Problem description →
Reproduce the listing exactly, with no pictures in your copy.

Collection entries:
---
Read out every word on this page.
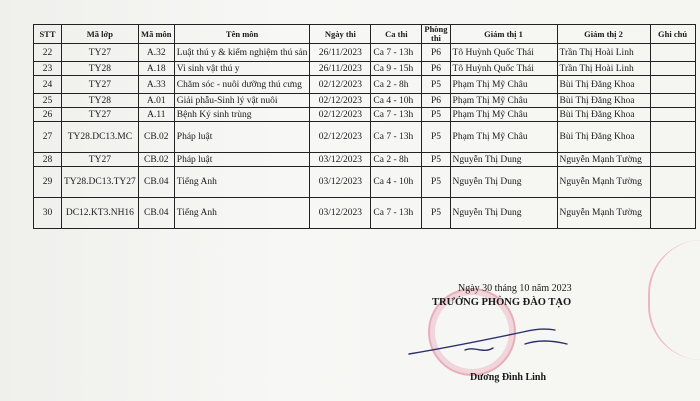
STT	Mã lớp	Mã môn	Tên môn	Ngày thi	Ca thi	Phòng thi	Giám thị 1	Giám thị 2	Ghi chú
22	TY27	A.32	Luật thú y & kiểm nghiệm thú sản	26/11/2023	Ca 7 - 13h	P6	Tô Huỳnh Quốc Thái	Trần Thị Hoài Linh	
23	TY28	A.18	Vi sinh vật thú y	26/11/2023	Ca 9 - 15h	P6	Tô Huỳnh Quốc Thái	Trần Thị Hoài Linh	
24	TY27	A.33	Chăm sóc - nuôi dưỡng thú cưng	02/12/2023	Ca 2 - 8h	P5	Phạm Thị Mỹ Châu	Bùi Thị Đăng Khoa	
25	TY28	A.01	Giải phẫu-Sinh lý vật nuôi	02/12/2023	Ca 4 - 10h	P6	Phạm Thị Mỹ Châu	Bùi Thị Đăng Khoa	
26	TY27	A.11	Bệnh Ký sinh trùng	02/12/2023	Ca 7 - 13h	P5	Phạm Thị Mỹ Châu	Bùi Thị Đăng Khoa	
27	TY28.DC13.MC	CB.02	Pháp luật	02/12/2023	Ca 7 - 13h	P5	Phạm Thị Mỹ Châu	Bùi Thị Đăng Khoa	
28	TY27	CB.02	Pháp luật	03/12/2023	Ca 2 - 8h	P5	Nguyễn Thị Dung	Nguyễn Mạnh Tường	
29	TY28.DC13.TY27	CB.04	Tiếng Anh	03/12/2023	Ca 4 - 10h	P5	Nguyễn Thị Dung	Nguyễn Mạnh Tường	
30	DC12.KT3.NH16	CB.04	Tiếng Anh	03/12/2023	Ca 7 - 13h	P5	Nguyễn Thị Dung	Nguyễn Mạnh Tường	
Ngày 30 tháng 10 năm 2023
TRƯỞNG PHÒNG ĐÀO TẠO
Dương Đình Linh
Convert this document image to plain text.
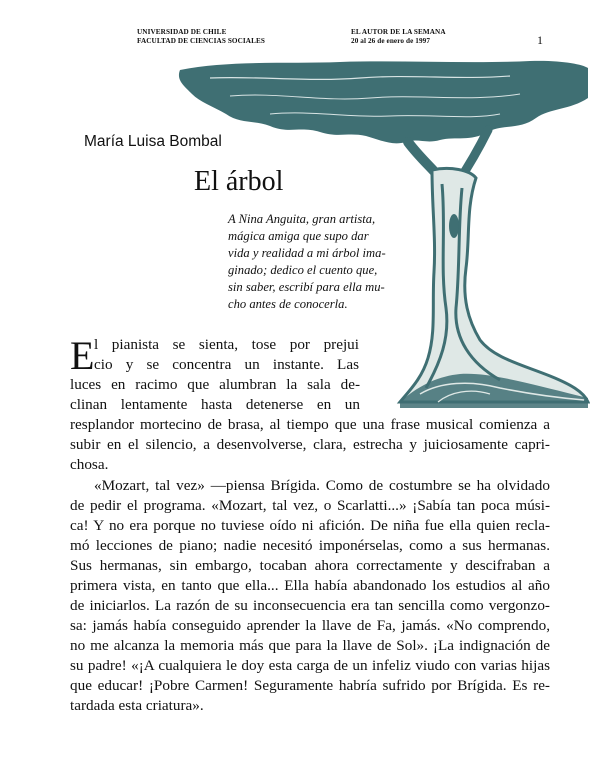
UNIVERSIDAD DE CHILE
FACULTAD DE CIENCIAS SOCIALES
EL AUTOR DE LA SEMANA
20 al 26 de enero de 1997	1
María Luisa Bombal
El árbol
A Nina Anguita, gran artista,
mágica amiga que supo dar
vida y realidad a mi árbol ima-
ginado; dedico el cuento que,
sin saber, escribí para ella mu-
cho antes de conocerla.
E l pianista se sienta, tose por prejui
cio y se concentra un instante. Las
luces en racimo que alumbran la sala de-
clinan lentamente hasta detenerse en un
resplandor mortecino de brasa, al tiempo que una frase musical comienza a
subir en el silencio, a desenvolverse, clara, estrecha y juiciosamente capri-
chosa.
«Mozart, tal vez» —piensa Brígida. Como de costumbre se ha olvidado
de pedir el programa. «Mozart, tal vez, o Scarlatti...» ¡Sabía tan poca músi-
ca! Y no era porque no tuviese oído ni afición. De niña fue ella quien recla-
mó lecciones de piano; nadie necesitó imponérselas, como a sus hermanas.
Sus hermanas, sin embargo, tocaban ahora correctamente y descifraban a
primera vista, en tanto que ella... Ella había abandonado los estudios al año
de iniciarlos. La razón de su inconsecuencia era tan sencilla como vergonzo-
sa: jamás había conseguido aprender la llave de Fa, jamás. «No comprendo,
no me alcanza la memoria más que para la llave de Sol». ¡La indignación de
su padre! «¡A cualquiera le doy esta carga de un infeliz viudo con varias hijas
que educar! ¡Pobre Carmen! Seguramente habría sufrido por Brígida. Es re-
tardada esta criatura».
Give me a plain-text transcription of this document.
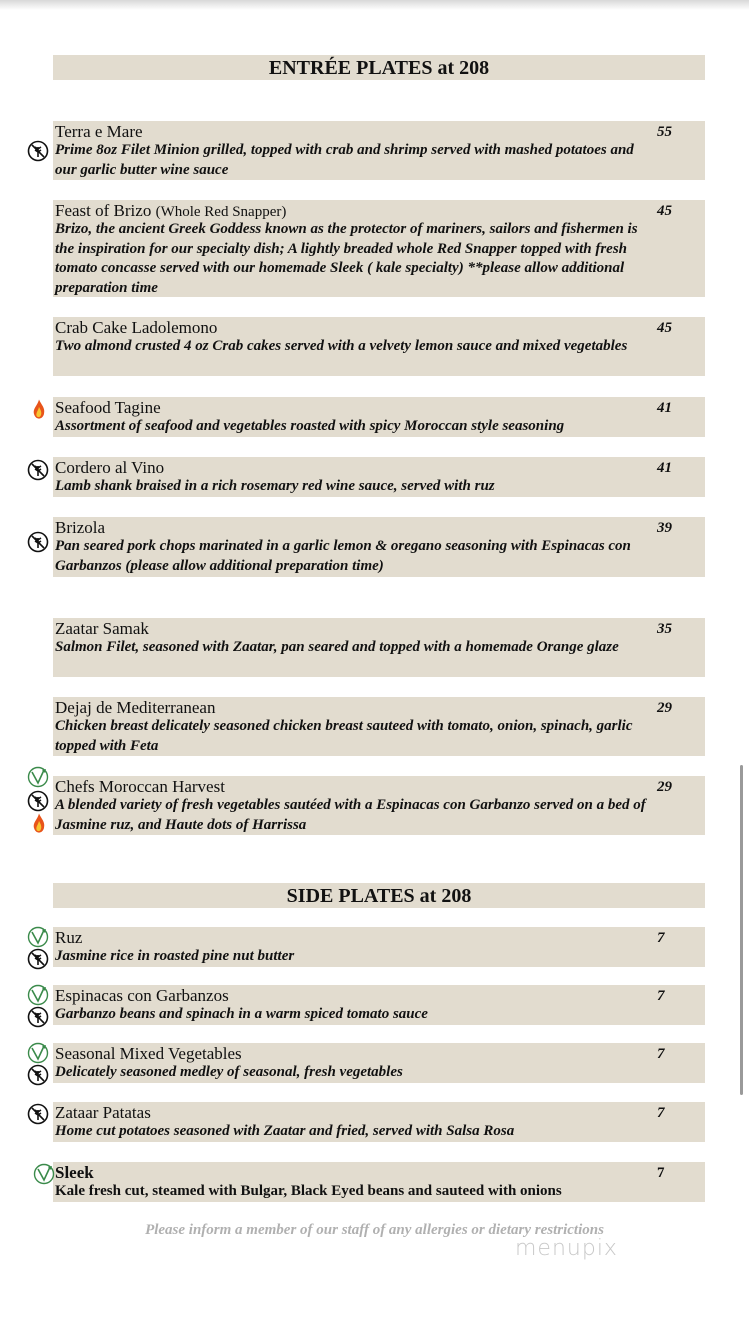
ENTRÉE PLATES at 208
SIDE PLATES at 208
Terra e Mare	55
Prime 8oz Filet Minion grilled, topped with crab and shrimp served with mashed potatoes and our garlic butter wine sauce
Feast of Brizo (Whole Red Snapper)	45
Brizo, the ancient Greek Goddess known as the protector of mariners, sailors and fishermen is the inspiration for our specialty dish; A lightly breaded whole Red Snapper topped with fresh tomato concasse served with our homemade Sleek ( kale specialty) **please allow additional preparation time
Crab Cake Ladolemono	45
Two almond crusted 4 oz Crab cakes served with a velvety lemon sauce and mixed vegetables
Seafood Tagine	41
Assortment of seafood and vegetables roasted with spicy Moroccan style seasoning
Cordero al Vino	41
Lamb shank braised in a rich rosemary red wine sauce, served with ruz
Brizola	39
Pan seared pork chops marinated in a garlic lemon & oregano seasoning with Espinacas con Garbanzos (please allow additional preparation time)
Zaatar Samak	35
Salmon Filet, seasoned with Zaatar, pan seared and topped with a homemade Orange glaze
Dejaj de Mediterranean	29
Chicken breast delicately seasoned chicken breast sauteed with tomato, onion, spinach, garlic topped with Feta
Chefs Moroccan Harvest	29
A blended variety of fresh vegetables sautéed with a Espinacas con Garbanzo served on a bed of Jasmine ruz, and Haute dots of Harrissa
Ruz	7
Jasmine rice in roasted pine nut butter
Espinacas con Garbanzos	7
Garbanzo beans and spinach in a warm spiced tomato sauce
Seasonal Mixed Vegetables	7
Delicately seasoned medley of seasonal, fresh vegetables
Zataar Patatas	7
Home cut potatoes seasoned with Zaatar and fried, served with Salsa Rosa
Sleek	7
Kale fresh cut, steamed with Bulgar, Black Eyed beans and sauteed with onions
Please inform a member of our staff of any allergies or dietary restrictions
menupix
---
Solution to this problem →
Read out every word on this page.
STT	Mã lớp	Mã môn	Tên môn	Ngày thi	Ca thi	Phòng thi	Giám thị 1	Giám thị 2	Ghi chú
22	TY27	A.32	Luật thú y & kiểm nghiệm thú sản	26/11/2023	Ca 7 - 13h	P6	Tô Huỳnh Quốc Thái	Trần Thị Hoài Linh	
23	TY28	A.18	Vi sinh vật thú y	26/11/2023	Ca 9 - 15h	P6	Tô Huỳnh Quốc Thái	Trần Thị Hoài Linh	
24	TY27	A.33	Chăm sóc - nuôi dưỡng thú cưng	02/12/2023	Ca 2 - 8h	P5	Phạm Thị Mỹ Châu	Bùi Thị Đăng Khoa	
25	TY28	A.01	Giải phẫu-Sinh lý vật nuôi	02/12/2023	Ca 4 - 10h	P6	Phạm Thị Mỹ Châu	Bùi Thị Đăng Khoa	
26	TY27	A.11	Bệnh Ký sinh trùng	02/12/2023	Ca 7 - 13h	P5	Phạm Thị Mỹ Châu	Bùi Thị Đăng Khoa	
27	TY28.DC13.MC	CB.02	Pháp luật	02/12/2023	Ca 7 - 13h	P5	Phạm Thị Mỹ Châu	Bùi Thị Đăng Khoa	
28	TY27	CB.02	Pháp luật	03/12/2023	Ca 2 - 8h	P5	Nguyễn Thị Dung	Nguyễn Mạnh Tường	
29	TY28.DC13.TY27	CB.04	Tiếng Anh	03/12/2023	Ca 4 - 10h	P5	Nguyễn Thị Dung	Nguyễn Mạnh Tường	
30	DC12.KT3.NH16	CB.04	Tiếng Anh	03/12/2023	Ca 7 - 13h	P5	Nguyễn Thị Dung	Nguyễn Mạnh Tường	
Ngày 30 tháng 10 năm 2023
TRƯỞNG PHÒNG ĐÀO TẠO
Dương Đình Linh
Convert this document image to plain text.
UNIVERSIDAD DE CHILE
FACULTAD DE CIENCIAS SOCIALES
EL AUTOR DE LA SEMANA
20 al 26 de enero de 1997	1
María Luisa Bombal
El árbol
A Nina Anguita, gran artista,
mágica amiga que supo dar
vida y realidad a mi árbol ima-
ginado; dedico el cuento que,
sin saber, escribí para ella mu-
cho antes de conocerla.
E l pianista se sienta, tose por prejui
cio y se concentra un instante. Las
luces en racimo que alumbran la sala de-
clinan lentamente hasta detenerse en un
resplandor mortecino de brasa, al tiempo que una frase musical comienza a
subir en el silencio, a desenvolverse, clara, estrecha y juiciosamente capri-
chosa.
«Mozart, tal vez» —piensa Brígida. Como de costumbre se ha olvidado
de pedir el programa. «Mozart, tal vez, o Scarlatti...» ¡Sabía tan poca músi-
ca! Y no era porque no tuviese oído ni afición. De niña fue ella quien recla-
mó lecciones de piano; nadie necesitó imponérselas, como a sus hermanas.
Sus hermanas, sin embargo, tocaban ahora correctamente y descifraban a
primera vista, en tanto que ella... Ella había abandonado los estudios al año
de iniciarlos. La razón de su inconsecuencia era tan sencilla como vergonzo-
sa: jamás había conseguido aprender la llave de Fa, jamás. «No comprendo,
no me alcanza la memoria más que para la llave de Sol». ¡La indignación de
su padre! «¡A cualquiera le doy esta carga de un infeliz viudo con varias hijas
que educar! ¡Pobre Carmen! Seguramente habría sufrido por Brígida. Es re-
tardada esta criatura».
Give me a plain-text transcription of this document.
ENTRÉE PLATES at 208
SIDE PLATES at 208
Terra e Mare	55
Prime 8oz Filet Minion grilled, topped with crab and shrimp served with mashed potatoes and our garlic butter wine sauce
Feast of Brizo (Whole Red Snapper)	45
Brizo, the ancient Greek Goddess known as the protector of mariners, sailors and fishermen is the inspiration for our specialty dish; A lightly breaded whole Red Snapper topped with fresh tomato concasse served with our homemade Sleek ( kale specialty) **please allow additional preparation time
Crab Cake Ladolemono	45
Two almond crusted 4 oz Crab cakes served with a velvety lemon sauce and mixed vegetables
Seafood Tagine	41
Assortment of seafood and vegetables roasted with spicy Moroccan style seasoning
Cordero al Vino	41
Lamb shank braised in a rich rosemary red wine sauce, served with ruz
Brizola	39
Pan seared pork chops marinated in a garlic lemon & oregano seasoning with Espinacas con Garbanzos (please allow additional preparation time)
Zaatar Samak	35
Salmon Filet, seasoned with Zaatar, pan seared and topped with a homemade Orange glaze
Dejaj de Mediterranean	29
Chicken breast delicately seasoned chicken breast sauteed with tomato, onion, spinach, garlic topped with Feta
Chefs Moroccan Harvest	29
A blended variety of fresh vegetables sautéed with a Espinacas con Garbanzo served on a bed of Jasmine ruz, and Haute dots of Harrissa
Ruz	7
Jasmine rice in roasted pine nut butter
Espinacas con Garbanzos	7
Garbanzo beans and spinach in a warm spiced tomato sauce
Seasonal Mixed Vegetables	7
Delicately seasoned medley of seasonal, fresh vegetables
Zataar Patatas	7
Home cut potatoes seasoned with Zaatar and fried, served with Salsa Rosa
Sleek	7
Kale fresh cut, steamed with Bulgar, Black Eyed beans and sauteed with onions
Please inform a member of our staff of any allergies or dietary restrictions
menupix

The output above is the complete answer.